* [Data extract]:
::::

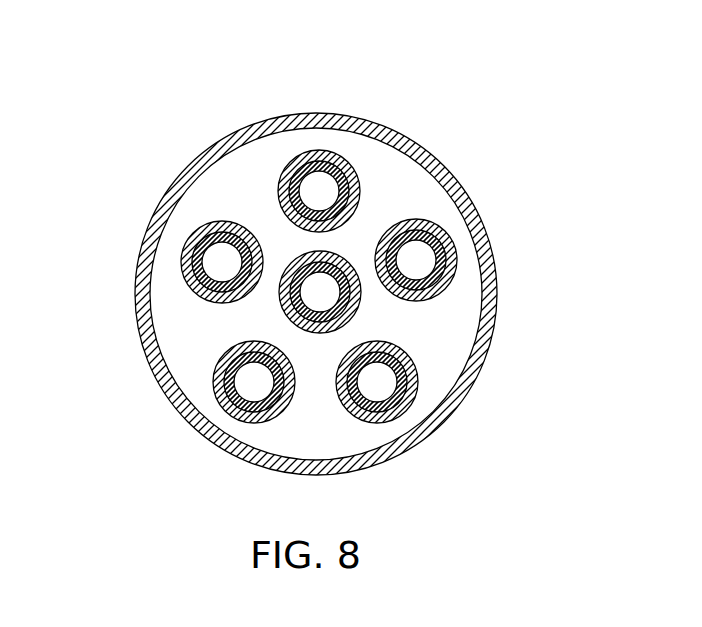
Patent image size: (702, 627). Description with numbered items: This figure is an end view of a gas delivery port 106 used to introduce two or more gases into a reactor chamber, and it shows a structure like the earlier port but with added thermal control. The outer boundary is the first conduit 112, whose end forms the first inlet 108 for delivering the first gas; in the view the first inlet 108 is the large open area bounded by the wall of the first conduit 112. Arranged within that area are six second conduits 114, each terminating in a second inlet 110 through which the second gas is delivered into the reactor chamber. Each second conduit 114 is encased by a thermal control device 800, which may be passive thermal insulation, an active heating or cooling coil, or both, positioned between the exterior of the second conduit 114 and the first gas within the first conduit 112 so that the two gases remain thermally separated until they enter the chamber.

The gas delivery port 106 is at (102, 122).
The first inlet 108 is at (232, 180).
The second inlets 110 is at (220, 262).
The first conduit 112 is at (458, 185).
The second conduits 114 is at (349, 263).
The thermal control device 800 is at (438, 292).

::::

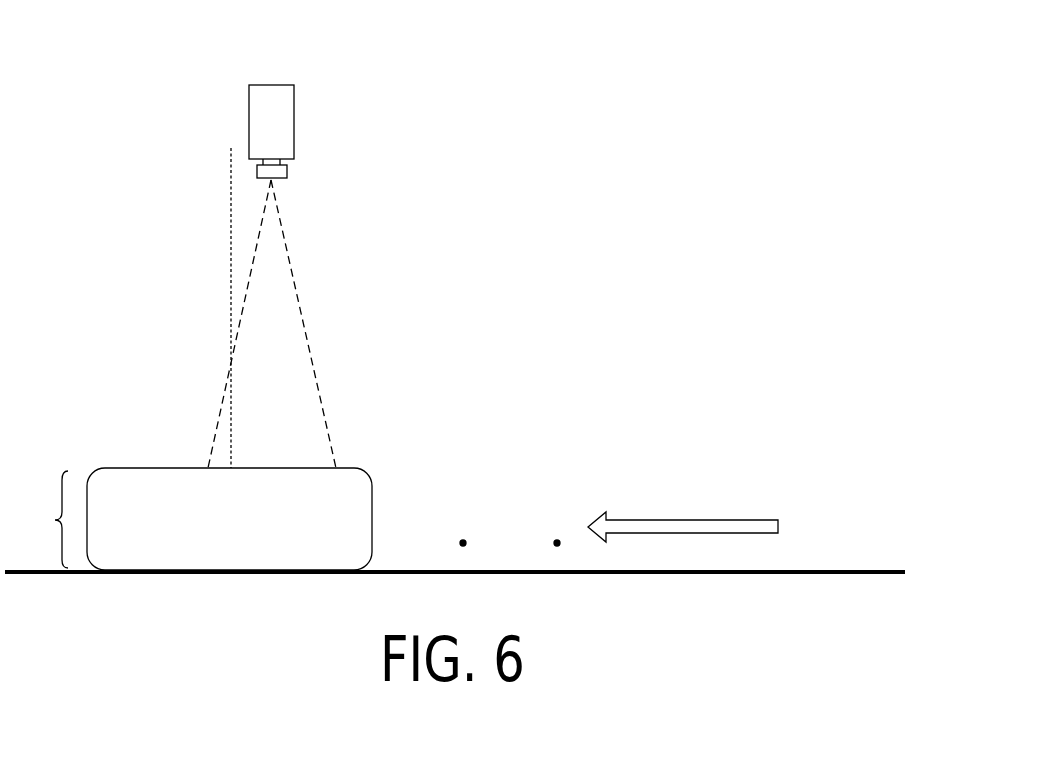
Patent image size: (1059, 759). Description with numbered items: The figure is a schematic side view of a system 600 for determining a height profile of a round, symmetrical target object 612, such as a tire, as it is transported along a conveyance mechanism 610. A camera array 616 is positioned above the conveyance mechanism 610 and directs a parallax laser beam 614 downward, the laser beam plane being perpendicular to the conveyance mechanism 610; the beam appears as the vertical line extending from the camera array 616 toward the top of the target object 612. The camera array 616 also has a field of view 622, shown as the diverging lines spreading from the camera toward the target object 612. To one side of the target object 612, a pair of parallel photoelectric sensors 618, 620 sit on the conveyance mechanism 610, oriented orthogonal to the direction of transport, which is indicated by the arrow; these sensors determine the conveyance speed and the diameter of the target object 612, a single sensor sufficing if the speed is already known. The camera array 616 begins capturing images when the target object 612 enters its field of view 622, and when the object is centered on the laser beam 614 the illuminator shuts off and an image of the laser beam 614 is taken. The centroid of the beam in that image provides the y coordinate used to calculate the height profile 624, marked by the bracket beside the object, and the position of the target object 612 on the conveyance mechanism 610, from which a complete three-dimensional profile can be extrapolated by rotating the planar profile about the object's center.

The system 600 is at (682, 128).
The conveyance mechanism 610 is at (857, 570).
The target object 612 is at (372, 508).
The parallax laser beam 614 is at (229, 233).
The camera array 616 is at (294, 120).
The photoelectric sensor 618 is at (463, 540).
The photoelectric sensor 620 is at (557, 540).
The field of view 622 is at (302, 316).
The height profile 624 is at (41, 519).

::::

Quote the data above verbatim, starting with the line that contains "Patent image size: (702, 627)." and going on through the line that contains "The thermal control", with both of those lines included.

Patent image size: (702, 627). Description with numbered items: This figure is an end view of a gas delivery port 106 used to introduce two or more gases into a reactor chamber, and it shows a structure like the earlier port but with added thermal control. The outer boundary is the first conduit 112, whose end forms the first inlet 108 for delivering the first gas; in the view the first inlet 108 is the large open area bounded by the wall of the first conduit 112. Arranged within that area are six second conduits 114, each terminating in a second inlet 110 through which the second gas is delivered into the reactor chamber. Each second conduit 114 is encased by a thermal control device 800, which may be passive thermal insulation, an active heating or cooling coil, or both, positioned between the exterior of the second conduit 114 and the first gas within the first conduit 112 so that the two gases remain thermally separated until they enter the chamber.

The gas delivery port 106 is at (102, 122).
The first inlet 108 is at (232, 180).
The second inlets 110 is at (220, 262).
The first conduit 112 is at (458, 185).
The second conduits 114 is at (349, 263).
The thermal control device 800 is at (438, 292).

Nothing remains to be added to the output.